#### TASK GOAL:
Output each entry below as it stands, leaving out every picture.

(Data records)
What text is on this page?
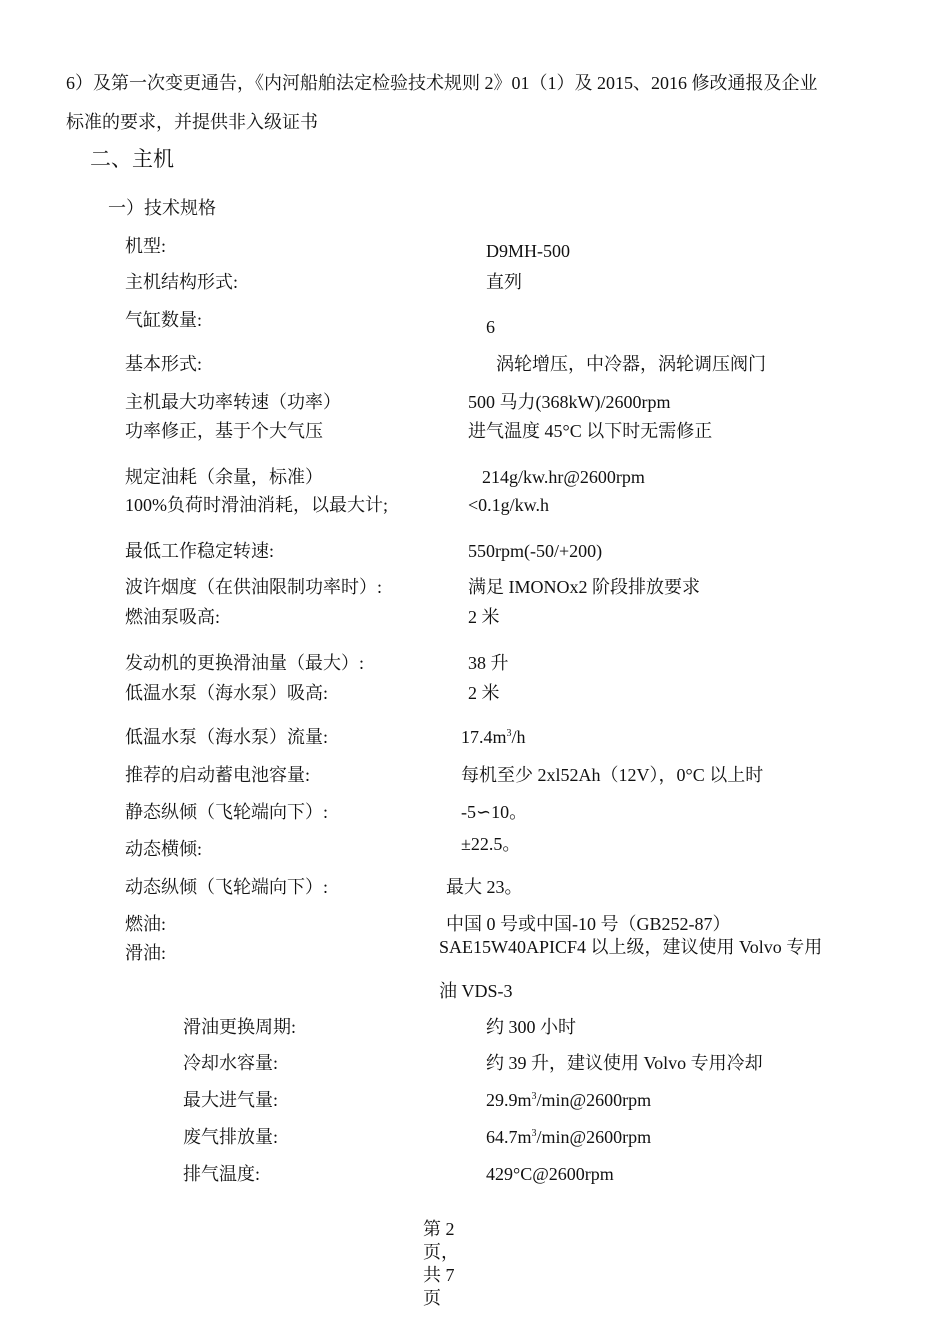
6）及第一次变更通告，《内河船舶法定检验技术规则 2》01（1）及 2015、2016 修改通报及企业
标准的要求，并提供非入级证书
二、主机
一）技术规格
机型:	D9MH-500
主机结构形式:	直列
气缸数量:	6
基本形式:	涡轮增压，中冷器，涡轮调压阀门
主机最大功率转速（功率）	500 马力(368kW)/2600rpm
功率修正，基于个大气压	进气温度 45°C 以下时无需修正
规定油耗（余量，标准）	214g/kw.hr@2600rpm
100%负荷时滑油消耗，以最大计;	<0.1g/kw.h
最低工作稳定转速:	550rpm(-50/+200)
波许烟度（在供油限制功率时）:	满足 IMONOx2 阶段排放要求
燃油泵吸高:	2 米
发动机的更换滑油量（最大）:	38 升
低温水泵（海水泵）吸高:	2 米
低温水泵（海水泵）流量:	$17.4m^3/h$
推荐的启动蓄电池容量:	每机至少 2xl52Ah（12V），0°C 以上时
静态纵倾（飞轮端向下）:	-5∽10。
动态横倾:	±22.5。
动态纵倾（飞轮端向下）:	最大 23。
燃油:	中国 0 号或中国-10 号（GB252-87）
滑油:	SAE15W40APICF4 以上级，建议使用 Volvo 专用
油 VDS-3
滑油更换周期:	约 300 小时
冷却水容量:	约 39 升，建议使用 Volvo 专用冷却
最大进气量:	$29.9m^3/\min@2600rpm$
废气排放量:	$64.7m^3/\min@2600rpm$
排气温度:	429°C@2600rpm
第 2 页，共 7 页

#### EXERCISE SOLUTION:
What text is on this page?
6）及第一次变更通告，《内河船舶法定检验技术规则 2》01（1）及 2015、2016 修改通报及企业
标准的要求，并提供非入级证书
二、主机
一）技术规格
机型:	D9MH-500
主机结构形式:	直列
气缸数量:	6
基本形式:	涡轮增压，中冷器，涡轮调压阀门
主机最大功率转速（功率）	500 马力(368kW)/2600rpm
功率修正，基于个大气压	进气温度 45°C 以下时无需修正
规定油耗（余量，标准）	214g/kw.hr@2600rpm
100%负荷时滑油消耗，以最大计;	<0.1g/kw.h
最低工作稳定转速:	550rpm(-50/+200)
波许烟度（在供油限制功率时）:	满足 IMONOx2 阶段排放要求
燃油泵吸高:	2 米
发动机的更换滑油量（最大）:	38 升
低温水泵（海水泵）吸高:	2 米
低温水泵（海水泵）流量:	$17.4m^3/h$
推荐的启动蓄电池容量:	每机至少 2xl52Ah（12V），0°C 以上时
静态纵倾（飞轮端向下）:	-5∽10。
动态横倾:	±22.5。
动态纵倾（飞轮端向下）:	最大 23。
燃油:	中国 0 号或中国-10 号（GB252-87）
滑油:	SAE15W40APICF4 以上级，建议使用 Volvo 专用
油 VDS-3
滑油更换周期:	约 300 小时
冷却水容量:	约 39 升，建议使用 Volvo 专用冷却
最大进气量:	$29.9m^3/\min@2600rpm$
废气排放量:	$64.7m^3/\min@2600rpm$
排气温度:	429°C@2600rpm
第 2 页，共 7 页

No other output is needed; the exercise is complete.